INFORMATION GIVEN ▸
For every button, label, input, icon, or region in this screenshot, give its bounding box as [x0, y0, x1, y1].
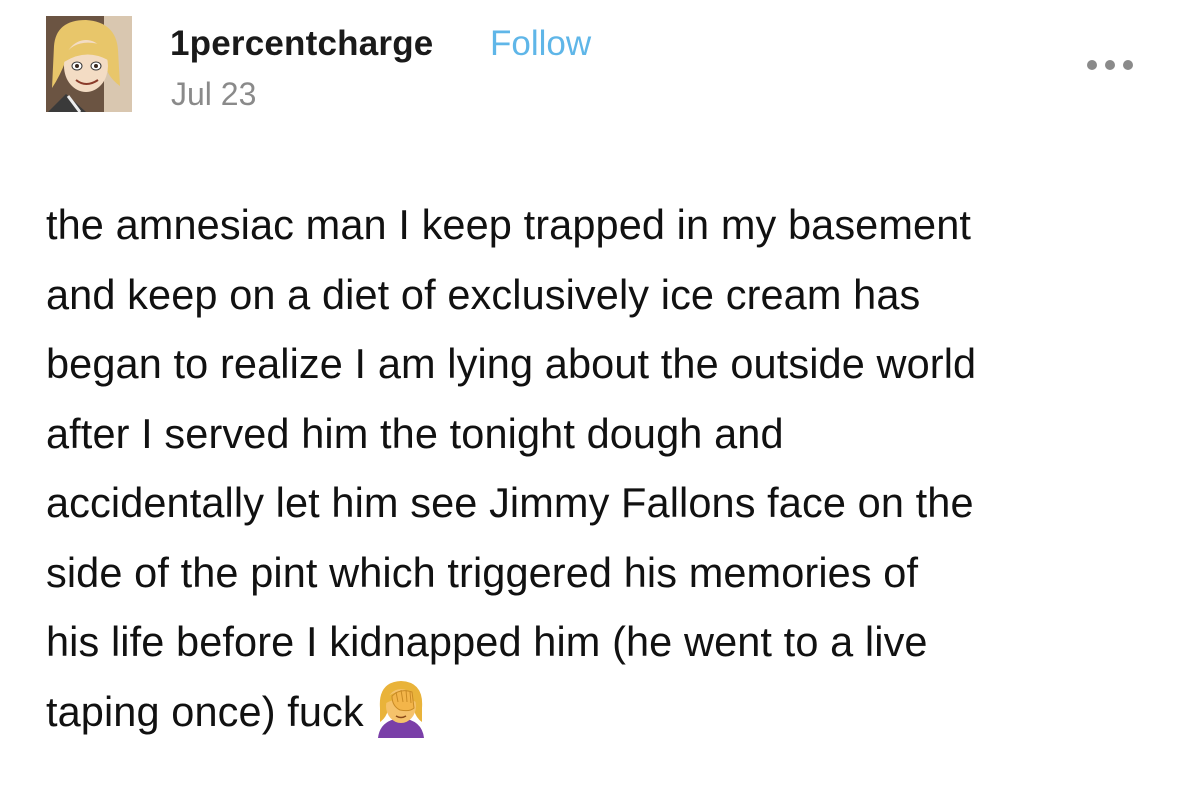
- avatar-cartoon-icon: [46, 16, 132, 112]
- post-body-line: taping once) fuck: [46, 687, 364, 735]
- face-palm-woman-icon: [370, 678, 432, 738]
- post-body-line: began to realize I am lying about the ou…: [46, 340, 977, 387]
- follow-button[interactable]: Follow: [490, 20, 591, 68]
- post-body-line: side of the pint which triggered his mem…: [46, 548, 919, 596]
- post-body-line: accidentally let him see Jimmy Fallons f…: [46, 479, 974, 526]
- avatar[interactable]: [46, 16, 132, 112]
- post-body-line: his life before I kidnapped him (he went…: [46, 618, 928, 665]
- post-body-line: after I served him the tonight dough and: [46, 409, 784, 457]
- post-body-last-line: taping once) fuck: [46, 677, 1156, 747]
- post-card: 1percentcharge Follow Jul 23 the amnesia…: [0, 0, 1179, 790]
- post-body-line: the amnesiac man I keep trapped in my ba…: [46, 201, 972, 248]
- username-link[interactable]: 1percentcharge: [170, 20, 433, 68]
- post-date[interactable]: Jul 23: [171, 72, 256, 116]
- more-options-icon[interactable]: [1082, 52, 1142, 78]
- post-body-line: and keep on a diet of exclusively ice cr…: [46, 270, 921, 318]
- post-body: the amnesiac man I keep trapped in my ba…: [46, 190, 1156, 746]
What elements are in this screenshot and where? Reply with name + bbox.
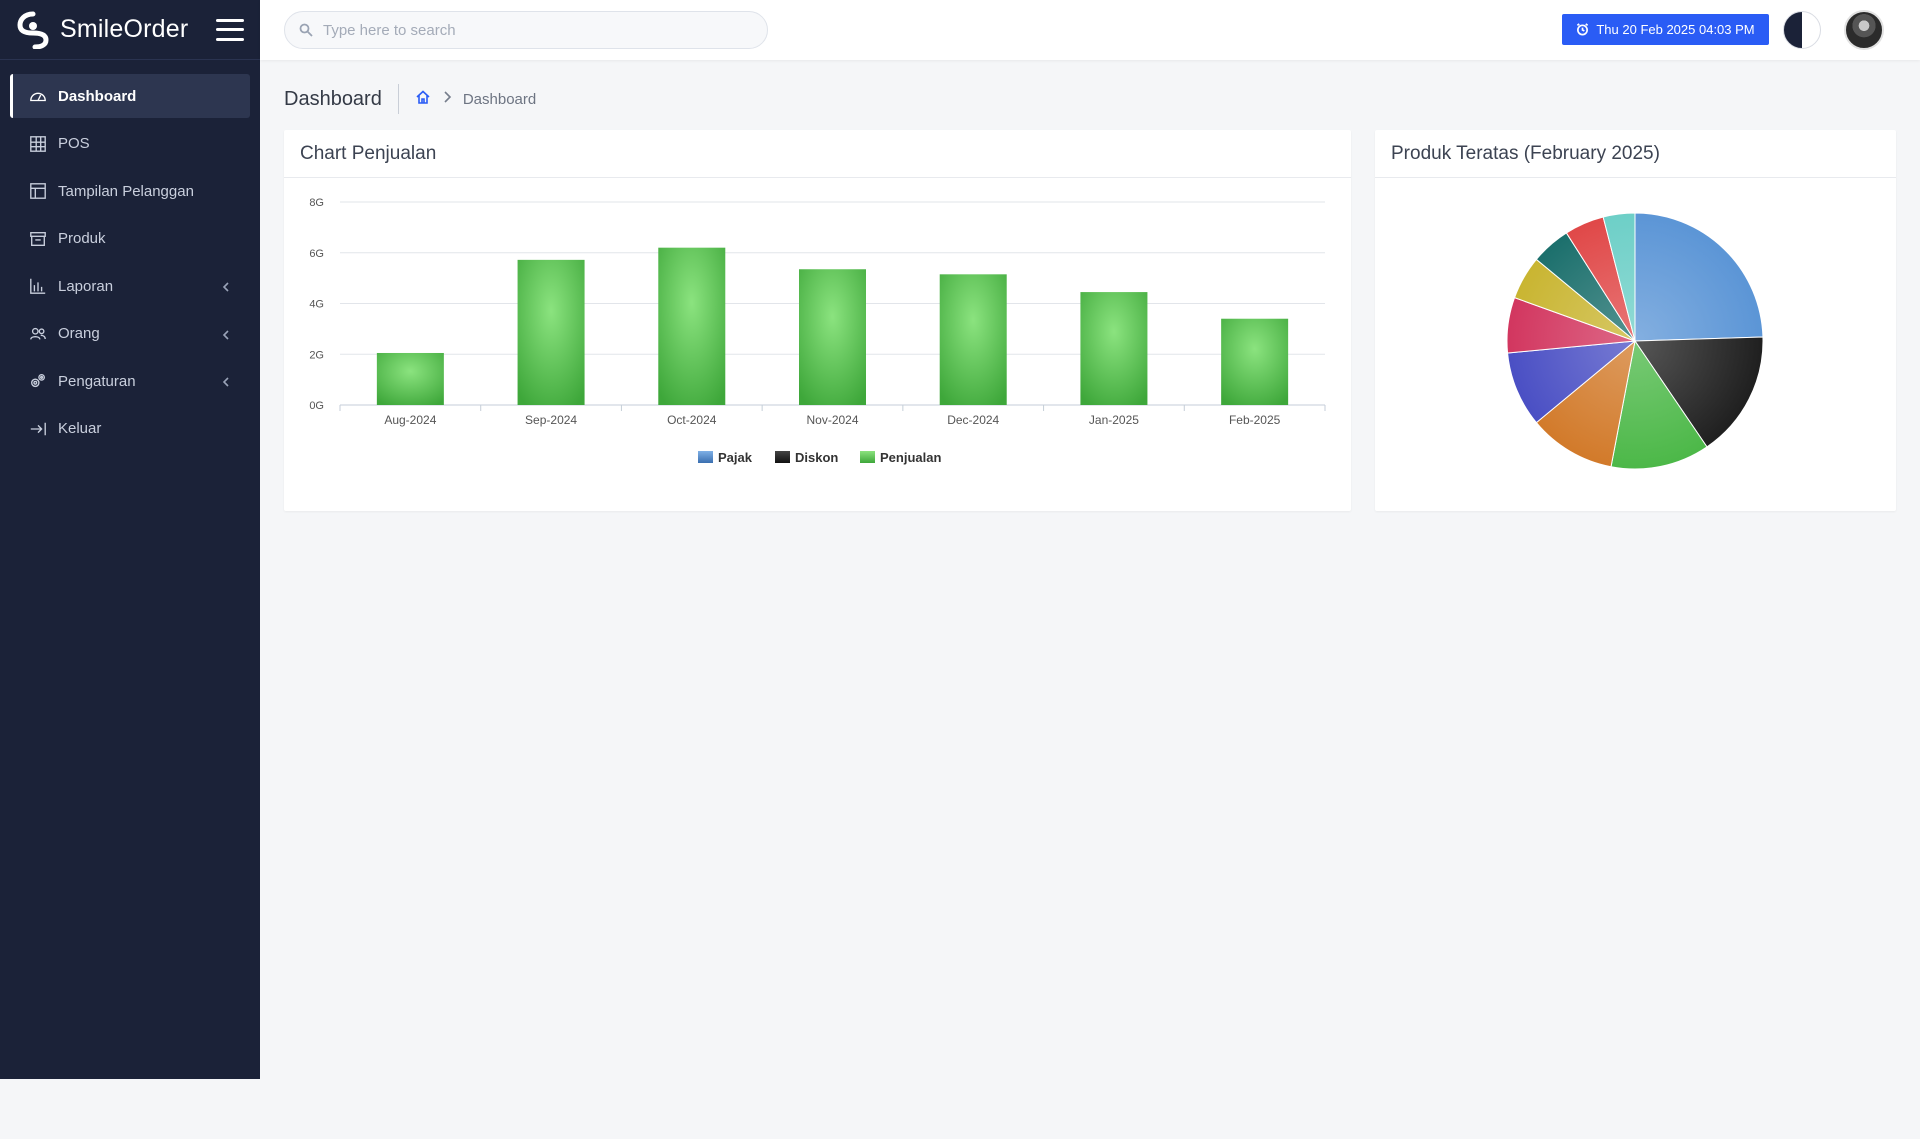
y-tick-label: 6G <box>309 248 324 260</box>
sales-bar-chart: 0G 2G 4G 6G 8G Aug-2024 Sep-2024 Oct-2024 Nov-2… <box>309 197 1326 465</box>
page-title: Dashboard <box>284 87 382 110</box>
sidebar-item-tampilan-pelanggan[interactable]: Tampilan Pelanggan <box>10 169 250 213</box>
smileorder-logo-icon[interactable] <box>16 11 50 49</box>
x-tick-label: Jan-2025 <box>1089 413 1139 427</box>
sales-chart-card: Chart Penjualan 0G 2G 4G 6G 8G Aug-2024 Sep-2… <box>284 130 1351 511</box>
sidebar-item-label: Laporan <box>58 277 114 295</box>
search-input[interactable] <box>323 21 743 39</box>
sidebar-item-pengaturan[interactable]: Pengaturan <box>10 359 250 403</box>
sales-bar[interactable] <box>1080 292 1148 405</box>
archive-icon <box>28 229 48 249</box>
chevron-right-icon <box>431 90 463 108</box>
chevron-left-icon <box>220 328 232 340</box>
gauge-icon <box>28 86 48 106</box>
grid-icon <box>28 134 48 154</box>
sidebar: SmileOrder Dashboard POS Tampilan Pelang… <box>0 0 260 1079</box>
breadcrumb-divider <box>397 84 399 114</box>
brand-bar: SmileOrder <box>0 0 260 60</box>
legend-label[interactable]: Penjualan <box>880 450 941 465</box>
bar-chart-icon <box>28 276 48 296</box>
sidebar-item-dashboard[interactable]: Dashboard <box>10 74 250 118</box>
sales-bar[interactable] <box>939 274 1007 405</box>
sales-bar[interactable] <box>376 352 444 405</box>
chevron-left-icon <box>220 280 232 292</box>
legend-swatch <box>775 451 790 463</box>
sidebar-item-label: Dashboard <box>58 87 137 105</box>
avatar[interactable] <box>1844 10 1884 50</box>
breadcrumb: Dashboard Dashboard <box>284 84 536 114</box>
home-icon[interactable] <box>415 89 431 110</box>
sidebar-item-label: Pengaturan <box>58 372 136 390</box>
y-tick-label: 4G <box>309 299 324 311</box>
datetime-text: Thu 20 Feb 2025 04:03 PM <box>1596 22 1755 37</box>
x-tick-label: Oct-2024 <box>667 413 717 427</box>
sales-chart-title: Chart Penjualan <box>284 130 1351 178</box>
topbar: Thu 20 Feb 2025 04:03 PM <box>260 0 1920 60</box>
sidebar-item-label: Tampilan Pelanggan <box>58 182 194 200</box>
search-box[interactable] <box>284 11 768 49</box>
sidebar-item-label: POS <box>58 135 90 152</box>
y-tick-label: 2G <box>309 349 324 361</box>
sales-bar[interactable] <box>1221 318 1289 405</box>
sidebar-item-produk[interactable]: Produk <box>10 217 250 261</box>
sales-bar[interactable] <box>658 247 726 405</box>
search-icon <box>299 23 313 37</box>
datetime-badge: Thu 20 Feb 2025 04:03 PM <box>1562 14 1769 45</box>
x-tick-label: Aug-2024 <box>384 413 436 427</box>
legend-swatch <box>698 451 713 463</box>
menu-toggle-icon[interactable] <box>216 18 244 41</box>
pie-slice[interactable] <box>1634 212 1764 342</box>
theme-toggle-icon[interactable] <box>1783 11 1821 49</box>
legend-label[interactable]: Diskon <box>795 450 838 465</box>
app-name: SmileOrder <box>60 15 189 43</box>
sidebar-item-label: Keluar <box>58 420 102 437</box>
sidebar-item-label: Orang <box>58 325 100 342</box>
gears-icon <box>28 371 48 391</box>
chevron-left-icon <box>220 375 232 387</box>
breadcrumb-current: Dashboard <box>462 90 537 108</box>
sidebar-item-orang[interactable]: Orang <box>10 312 250 356</box>
x-tick-label: Nov-2024 <box>806 413 858 427</box>
x-tick-label: Sep-2024 <box>525 413 577 427</box>
sidebar-nav: Dashboard POS Tampilan Pelanggan Produk … <box>0 60 260 468</box>
y-tick-label: 0G <box>309 400 324 412</box>
top-products-chart <box>1375 178 1896 515</box>
sales-bar[interactable] <box>799 269 866 405</box>
x-tick-label: Feb-2025 <box>1229 413 1281 427</box>
sales-bar[interactable] <box>517 259 585 405</box>
layout-icon <box>28 181 48 201</box>
top-products-card: Produk Teratas (February 2025) <box>1375 130 1896 511</box>
y-tick-label: 8G <box>309 197 324 209</box>
top-products-title: Produk Teratas (February 2025) <box>1375 130 1896 178</box>
legend-label[interactable]: Pajak <box>718 450 753 465</box>
legend-swatch <box>860 451 875 463</box>
users-icon <box>28 324 48 344</box>
x-tick-label: Dec-2024 <box>947 413 999 427</box>
sales-chart: 0G 2G 4G 6G 8G Aug-2024 Sep-2024 Oct-2024 Nov-2… <box>284 178 1351 515</box>
top-products-pie-chart <box>1506 212 1764 470</box>
sidebar-item-keluar[interactable]: Keluar <box>10 407 250 451</box>
logout-icon <box>28 419 48 439</box>
alarm-clock-icon <box>1577 23 1589 36</box>
sidebar-item-pos[interactable]: POS <box>10 122 250 166</box>
sidebar-item-label: Produk <box>58 230 106 247</box>
sidebar-item-laporan[interactable]: Laporan <box>10 264 250 308</box>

WHAT IS REQUIRED ▸
Write all of the entries above out again, line for line and unchanged, leaving out the pictures.

RESPONSE BELOW ▸
For every button, label, input, icon, or region in this screenshot, give its bounding box as [x0, y0, x1, y1].
- avatar-cartoon-icon: [46, 16, 132, 112]
- post-body-line: taping once) fuck: [46, 687, 364, 735]
- face-palm-woman-icon: [370, 678, 432, 738]
- post-body-line: began to realize I am lying about the ou…: [46, 340, 977, 387]
- follow-button[interactable]: Follow: [490, 20, 591, 68]
- post-body-line: side of the pint which triggered his mem…: [46, 548, 919, 596]
- post-body-line: accidentally let him see Jimmy Fallons f…: [46, 479, 974, 526]
- avatar[interactable]: [46, 16, 132, 112]
- post-body-line: his life before I kidnapped him (he went…: [46, 618, 928, 665]
- post-body-line: after I served him the tonight dough and: [46, 409, 784, 457]
- post-body-last-line: taping once) fuck: [46, 677, 1156, 747]
- post-card: 1percentcharge Follow Jul 23 the amnesia…: [0, 0, 1179, 790]
- post-body-line: the amnesiac man I keep trapped in my ba…: [46, 201, 972, 248]
- username-link[interactable]: 1percentcharge: [170, 20, 433, 68]
- post-date[interactable]: Jul 23: [171, 72, 256, 116]
- more-options-icon[interactable]: [1082, 52, 1142, 78]
- post-body-line: and keep on a diet of exclusively ice cr…: [46, 270, 921, 318]
- post-body: the amnesiac man I keep trapped in my ba…: [46, 190, 1156, 746]
What elements are in this screenshot and where? Reply with name + bbox.
y-tick-label: 6G <box>309 248 324 260</box>
sales-bar-chart: 0G 2G 4G 6G 8G Aug-2024 Sep-2024 Oct-2024 Nov-2… <box>309 197 1326 465</box>
page-title: Dashboard <box>284 87 382 110</box>
sidebar-item-tampilan-pelanggan[interactable]: Tampilan Pelanggan <box>10 169 250 213</box>
smileorder-logo-icon[interactable] <box>16 11 50 49</box>
x-tick-label: Jan-2025 <box>1089 413 1139 427</box>
sales-chart-card: Chart Penjualan 0G 2G 4G 6G 8G Aug-2024 Sep-2… <box>284 130 1351 511</box>
sidebar-item-label: Laporan <box>58 277 114 295</box>
search-input[interactable] <box>323 21 743 39</box>
sidebar-item-pengaturan[interactable]: Pengaturan <box>10 359 250 403</box>
sales-bar[interactable] <box>1080 292 1148 405</box>
archive-icon <box>28 229 48 249</box>
chevron-right-icon <box>431 90 463 108</box>
chevron-left-icon <box>220 328 232 340</box>
gauge-icon <box>28 86 48 106</box>
grid-icon <box>28 134 48 154</box>
sidebar: SmileOrder Dashboard POS Tampilan Pelang… <box>0 0 260 1079</box>
breadcrumb-divider <box>397 84 399 114</box>
brand-bar: SmileOrder <box>0 0 260 60</box>
legend-label[interactable]: Penjualan <box>880 450 941 465</box>
bar-chart-icon <box>28 276 48 296</box>
sidebar-item-dashboard[interactable]: Dashboard <box>10 74 250 118</box>
sales-bar[interactable] <box>939 274 1007 405</box>
sales-bar[interactable] <box>376 352 444 405</box>
chevron-left-icon <box>220 280 232 292</box>
legend-swatch <box>775 451 790 463</box>
sidebar-item-label: Dashboard <box>58 87 137 105</box>
avatar[interactable] <box>1844 10 1884 50</box>
breadcrumb: Dashboard Dashboard <box>284 84 536 114</box>
home-icon[interactable] <box>415 89 431 110</box>
sidebar-item-label: Pengaturan <box>58 372 136 390</box>
y-tick-label: 4G <box>309 299 324 311</box>
datetime-text: Thu 20 Feb 2025 04:03 PM <box>1596 22 1755 37</box>
x-tick-label: Oct-2024 <box>667 413 717 427</box>
sales-chart-title: Chart Penjualan <box>284 130 1351 178</box>
topbar: Thu 20 Feb 2025 04:03 PM <box>260 0 1920 60</box>
sidebar-item-label: Tampilan Pelanggan <box>58 182 194 200</box>
search-box[interactable] <box>284 11 768 49</box>
sidebar-item-label: POS <box>58 135 90 152</box>
y-tick-label: 2G <box>309 349 324 361</box>
sales-bar[interactable] <box>1221 318 1289 405</box>
sidebar-item-produk[interactable]: Produk <box>10 217 250 261</box>
sales-bar[interactable] <box>658 247 726 405</box>
search-icon <box>299 23 313 37</box>
datetime-badge: Thu 20 Feb 2025 04:03 PM <box>1562 14 1769 45</box>
x-tick-label: Aug-2024 <box>384 413 436 427</box>
legend-swatch <box>698 451 713 463</box>
menu-toggle-icon[interactable] <box>216 18 244 41</box>
pie-slice[interactable] <box>1634 212 1764 342</box>
theme-toggle-icon[interactable] <box>1783 11 1821 49</box>
legend-label[interactable]: Diskon <box>795 450 838 465</box>
app-name: SmileOrder <box>60 15 189 43</box>
sidebar-item-label: Keluar <box>58 420 102 437</box>
sidebar-item-label: Orang <box>58 325 100 342</box>
gears-icon <box>28 371 48 391</box>
chevron-left-icon <box>220 375 232 387</box>
breadcrumb-current: Dashboard <box>462 90 537 108</box>
sidebar-item-orang[interactable]: Orang <box>10 312 250 356</box>
x-tick-label: Nov-2024 <box>806 413 858 427</box>
x-tick-label: Sep-2024 <box>525 413 577 427</box>
sidebar-nav: Dashboard POS Tampilan Pelanggan Produk … <box>0 60 260 468</box>
y-tick-label: 0G <box>309 400 324 412</box>
top-products-chart <box>1375 178 1896 515</box>
sales-bar[interactable] <box>799 269 866 405</box>
x-tick-label: Feb-2025 <box>1229 413 1281 427</box>
sales-bar[interactable] <box>517 259 585 405</box>
layout-icon <box>28 181 48 201</box>
top-products-card: Produk Teratas (February 2025) <box>1375 130 1896 511</box>
y-tick-label: 8G <box>309 197 324 209</box>
top-products-title: Produk Teratas (February 2025) <box>1375 130 1896 178</box>
legend-label[interactable]: Pajak <box>718 450 753 465</box>
legend-swatch <box>860 451 875 463</box>
users-icon <box>28 324 48 344</box>
x-tick-label: Dec-2024 <box>947 413 999 427</box>
sales-chart: 0G 2G 4G 6G 8G Aug-2024 Sep-2024 Oct-2024 Nov-2… <box>284 178 1351 515</box>
top-products-pie-chart <box>1506 212 1764 470</box>
sidebar-item-keluar[interactable]: Keluar <box>10 407 250 451</box>
logout-icon <box>28 419 48 439</box>
alarm-clock-icon <box>1577 23 1589 36</box>
sidebar-item-pos[interactable]: POS <box>10 122 250 166</box>
sidebar-item-label: Produk <box>58 230 106 247</box>
sidebar-item-laporan[interactable]: Laporan <box>10 264 250 308</box>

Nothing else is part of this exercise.